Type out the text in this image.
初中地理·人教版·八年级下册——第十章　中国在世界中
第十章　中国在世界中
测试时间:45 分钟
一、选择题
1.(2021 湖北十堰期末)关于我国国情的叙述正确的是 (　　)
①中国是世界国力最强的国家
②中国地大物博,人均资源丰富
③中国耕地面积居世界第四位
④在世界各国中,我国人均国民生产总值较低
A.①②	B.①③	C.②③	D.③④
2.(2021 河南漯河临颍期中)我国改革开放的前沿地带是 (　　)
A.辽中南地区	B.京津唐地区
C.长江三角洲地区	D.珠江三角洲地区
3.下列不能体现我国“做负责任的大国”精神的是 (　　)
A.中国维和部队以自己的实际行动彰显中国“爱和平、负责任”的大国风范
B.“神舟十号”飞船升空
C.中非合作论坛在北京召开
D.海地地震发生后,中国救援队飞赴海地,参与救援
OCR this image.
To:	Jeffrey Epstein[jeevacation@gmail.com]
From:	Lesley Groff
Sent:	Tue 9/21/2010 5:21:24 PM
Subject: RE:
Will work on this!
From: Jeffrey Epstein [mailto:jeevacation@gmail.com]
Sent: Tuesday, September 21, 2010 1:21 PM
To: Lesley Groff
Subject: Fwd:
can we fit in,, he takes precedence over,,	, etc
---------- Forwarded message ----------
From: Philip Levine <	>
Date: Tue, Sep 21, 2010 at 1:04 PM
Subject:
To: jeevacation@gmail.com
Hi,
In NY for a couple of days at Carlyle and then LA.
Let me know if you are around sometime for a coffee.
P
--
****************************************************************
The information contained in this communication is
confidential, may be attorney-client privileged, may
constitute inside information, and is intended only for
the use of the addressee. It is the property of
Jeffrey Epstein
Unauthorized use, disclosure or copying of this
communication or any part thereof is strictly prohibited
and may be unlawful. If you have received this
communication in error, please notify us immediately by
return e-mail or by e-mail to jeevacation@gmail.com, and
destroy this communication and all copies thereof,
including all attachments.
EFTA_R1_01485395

※ ※ ※

Give the entries again in full, exactly as they are written.

Type out the text in this image.
初中地理·人教版·八年级下册——第十章　中国在世界中
第十章　中国在世界中
测试时间:45 分钟
一、选择题
1.(2021 湖北十堰期末)关于我国国情的叙述正确的是 (　　)
①中国是世界国力最强的国家
②中国地大物博,人均资源丰富
③中国耕地面积居世界第四位
④在世界各国中,我国人均国民生产总值较低
A.①②	B.①③	C.②③	D.③④
2.(2021 河南漯河临颍期中)我国改革开放的前沿地带是 (　　)
A.辽中南地区	B.京津唐地区
C.长江三角洲地区	D.珠江三角洲地区
3.下列不能体现我国“做负责任的大国”精神的是 (　　)
A.中国维和部队以自己的实际行动彰显中国“爱和平、负责任”的大国风范
B.“神舟十号”飞船升空
C.中非合作论坛在北京召开
D.海地地震发生后,中国救援队飞赴海地,参与救援
OCR this image.
To:	Jeffrey Epstein[jeevacation@gmail.com]
From:	Lesley Groff
Sent:	Tue 9/21/2010 5:21:24 PM
Subject: RE:
Will work on this!
From: Jeffrey Epstein [mailto:jeevacation@gmail.com]
Sent: Tuesday, September 21, 2010 1:21 PM
To: Lesley Groff
Subject: Fwd:
can we fit in,, he takes precedence over,,	, etc
---------- Forwarded message ----------
From: Philip Levine <	>
Date: Tue, Sep 21, 2010 at 1:04 PM
Subject:
To: jeevacation@gmail.com
Hi,
In NY for a couple of days at Carlyle and then LA.
Let me know if you are around sometime for a coffee.
P
--
****************************************************************
The information contained in this communication is
confidential, may be attorney-client privileged, may
constitute inside information, and is intended only for
the use of the addressee. It is the property of
Jeffrey Epstein
Unauthorized use, disclosure or copying of this
communication or any part thereof is strictly prohibited
and may be unlawful. If you have received this
communication in error, please notify us immediately by
return e-mail or by e-mail to jeevacation@gmail.com, and
destroy this communication and all copies thereof,
including all attachments.
EFTA_R1_01485395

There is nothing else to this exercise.